## Direction:
The entries below should be transcribed in their entirety, exactly as written.

— Begin —

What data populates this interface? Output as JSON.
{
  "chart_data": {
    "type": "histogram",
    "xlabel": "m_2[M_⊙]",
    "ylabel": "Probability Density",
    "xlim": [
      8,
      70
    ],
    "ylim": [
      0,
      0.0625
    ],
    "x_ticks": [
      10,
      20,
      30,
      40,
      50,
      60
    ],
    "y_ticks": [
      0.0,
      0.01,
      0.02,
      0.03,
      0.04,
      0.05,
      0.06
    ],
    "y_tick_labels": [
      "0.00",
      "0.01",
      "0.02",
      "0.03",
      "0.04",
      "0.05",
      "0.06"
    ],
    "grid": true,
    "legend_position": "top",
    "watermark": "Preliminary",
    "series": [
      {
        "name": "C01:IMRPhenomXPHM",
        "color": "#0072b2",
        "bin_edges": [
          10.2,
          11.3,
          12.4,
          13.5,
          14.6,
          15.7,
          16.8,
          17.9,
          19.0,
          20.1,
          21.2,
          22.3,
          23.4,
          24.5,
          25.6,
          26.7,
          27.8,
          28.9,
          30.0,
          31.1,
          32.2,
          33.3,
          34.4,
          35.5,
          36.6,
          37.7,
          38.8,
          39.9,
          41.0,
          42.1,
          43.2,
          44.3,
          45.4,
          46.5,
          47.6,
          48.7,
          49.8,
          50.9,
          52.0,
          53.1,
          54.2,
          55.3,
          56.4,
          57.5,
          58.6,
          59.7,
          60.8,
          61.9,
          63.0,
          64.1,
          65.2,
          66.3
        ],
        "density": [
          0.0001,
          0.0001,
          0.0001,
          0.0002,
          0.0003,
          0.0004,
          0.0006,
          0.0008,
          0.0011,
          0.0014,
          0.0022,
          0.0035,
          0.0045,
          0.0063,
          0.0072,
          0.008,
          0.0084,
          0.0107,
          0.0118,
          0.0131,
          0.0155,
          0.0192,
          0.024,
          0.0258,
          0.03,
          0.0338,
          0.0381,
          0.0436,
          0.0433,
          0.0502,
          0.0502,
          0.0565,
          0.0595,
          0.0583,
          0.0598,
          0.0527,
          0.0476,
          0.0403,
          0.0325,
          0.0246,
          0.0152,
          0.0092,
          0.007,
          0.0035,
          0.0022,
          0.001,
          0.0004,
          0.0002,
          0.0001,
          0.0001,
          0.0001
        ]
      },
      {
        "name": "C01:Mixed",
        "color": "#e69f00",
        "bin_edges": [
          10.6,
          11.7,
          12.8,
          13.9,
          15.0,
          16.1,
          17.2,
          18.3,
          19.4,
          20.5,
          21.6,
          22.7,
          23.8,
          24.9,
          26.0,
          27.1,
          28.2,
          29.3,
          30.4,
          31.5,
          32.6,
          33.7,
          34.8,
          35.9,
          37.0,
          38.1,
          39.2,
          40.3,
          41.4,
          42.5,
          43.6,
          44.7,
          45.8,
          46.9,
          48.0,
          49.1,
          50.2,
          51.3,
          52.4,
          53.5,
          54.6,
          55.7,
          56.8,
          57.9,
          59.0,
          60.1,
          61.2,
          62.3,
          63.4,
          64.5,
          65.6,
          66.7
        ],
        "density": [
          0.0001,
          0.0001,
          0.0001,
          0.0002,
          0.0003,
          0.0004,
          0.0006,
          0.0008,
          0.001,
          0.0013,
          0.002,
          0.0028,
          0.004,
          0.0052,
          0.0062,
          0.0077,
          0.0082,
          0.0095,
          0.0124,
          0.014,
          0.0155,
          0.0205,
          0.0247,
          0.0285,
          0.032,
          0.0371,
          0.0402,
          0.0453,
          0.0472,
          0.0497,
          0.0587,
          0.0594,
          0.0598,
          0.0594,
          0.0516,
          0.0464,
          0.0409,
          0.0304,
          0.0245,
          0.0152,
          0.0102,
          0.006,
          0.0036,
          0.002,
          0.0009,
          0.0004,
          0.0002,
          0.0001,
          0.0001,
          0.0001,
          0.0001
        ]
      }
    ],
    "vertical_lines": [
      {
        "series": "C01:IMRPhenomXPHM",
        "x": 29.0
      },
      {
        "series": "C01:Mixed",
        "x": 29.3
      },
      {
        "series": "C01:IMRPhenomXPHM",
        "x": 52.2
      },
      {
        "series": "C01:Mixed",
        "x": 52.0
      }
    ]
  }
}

— End —

## Solution below:
What data populates this interface? Output as JSON.
{
  "chart_data": {
    "type": "histogram",
    "xlabel": "m_2[M_⊙]",
    "ylabel": "Probability Density",
    "xlim": [
      8,
      70
    ],
    "ylim": [
      0,
      0.0625
    ],
    "x_ticks": [
      10,
      20,
      30,
      40,
      50,
      60
    ],
    "y_ticks": [
      0.0,
      0.01,
      0.02,
      0.03,
      0.04,
      0.05,
      0.06
    ],
    "y_tick_labels": [
      "0.00",
      "0.01",
      "0.02",
      "0.03",
      "0.04",
      "0.05",
      "0.06"
    ],
    "grid": true,
    "legend_position": "top",
    "watermark": "Preliminary",
    "series": [
      {
        "name": "C01:IMRPhenomXPHM",
        "color": "#0072b2",
        "bin_edges": [
          10.2,
          11.3,
          12.4,
          13.5,
          14.6,
          15.7,
          16.8,
          17.9,
          19.0,
          20.1,
          21.2,
          22.3,
          23.4,
          24.5,
          25.6,
          26.7,
          27.8,
          28.9,
          30.0,
          31.1,
          32.2,
          33.3,
          34.4,
          35.5,
          36.6,
          37.7,
          38.8,
          39.9,
          41.0,
          42.1,
          43.2,
          44.3,
          45.4,
          46.5,
          47.6,
          48.7,
          49.8,
          50.9,
          52.0,
          53.1,
          54.2,
          55.3,
          56.4,
          57.5,
          58.6,
          59.7,
          60.8,
          61.9,
          63.0,
          64.1,
          65.2,
          66.3
        ],
        "density": [
          0.0001,
          0.0001,
          0.0001,
          0.0002,
          0.0003,
          0.0004,
          0.0006,
          0.0008,
          0.0011,
          0.0014,
          0.0022,
          0.0035,
          0.0045,
          0.0063,
          0.0072,
          0.008,
          0.0084,
          0.0107,
          0.0118,
          0.0131,
          0.0155,
          0.0192,
          0.024,
          0.0258,
          0.03,
          0.0338,
          0.0381,
          0.0436,
          0.0433,
          0.0502,
          0.0502,
          0.0565,
          0.0595,
          0.0583,
          0.0598,
          0.0527,
          0.0476,
          0.0403,
          0.0325,
          0.0246,
          0.0152,
          0.0092,
          0.007,
          0.0035,
          0.0022,
          0.001,
          0.0004,
          0.0002,
          0.0001,
          0.0001,
          0.0001
        ]
      },
      {
        "name": "C01:Mixed",
        "color": "#e69f00",
        "bin_edges": [
          10.6,
          11.7,
          12.8,
          13.9,
          15.0,
          16.1,
          17.2,
          18.3,
          19.4,
          20.5,
          21.6,
          22.7,
          23.8,
          24.9,
          26.0,
          27.1,
          28.2,
          29.3,
          30.4,
          31.5,
          32.6,
          33.7,
          34.8,
          35.9,
          37.0,
          38.1,
          39.2,
          40.3,
          41.4,
          42.5,
          43.6,
          44.7,
          45.8,
          46.9,
          48.0,
          49.1,
          50.2,
          51.3,
          52.4,
          53.5,
          54.6,
          55.7,
          56.8,
          57.9,
          59.0,
          60.1,
          61.2,
          62.3,
          63.4,
          64.5,
          65.6,
          66.7
        ],
        "density": [
          0.0001,
          0.0001,
          0.0001,
          0.0002,
          0.0003,
          0.0004,
          0.0006,
          0.0008,
          0.001,
          0.0013,
          0.002,
          0.0028,
          0.004,
          0.0052,
          0.0062,
          0.0077,
          0.0082,
          0.0095,
          0.0124,
          0.014,
          0.0155,
          0.0205,
          0.0247,
          0.0285,
          0.032,
          0.0371,
          0.0402,
          0.0453,
          0.0472,
          0.0497,
          0.0587,
          0.0594,
          0.0598,
          0.0594,
          0.0516,
          0.0464,
          0.0409,
          0.0304,
          0.0245,
          0.0152,
          0.0102,
          0.006,
          0.0036,
          0.002,
          0.0009,
          0.0004,
          0.0002,
          0.0001,
          0.0001,
          0.0001,
          0.0001
        ]
      }
    ],
    "vertical_lines": [
      {
        "series": "C01:IMRPhenomXPHM",
        "x": 29.0
      },
      {
        "series": "C01:Mixed",
        "x": 29.3
      },
      {
        "series": "C01:IMRPhenomXPHM",
        "x": 52.2
      },
      {
        "series": "C01:Mixed",
        "x": 52.0
      }
    ]
  }
}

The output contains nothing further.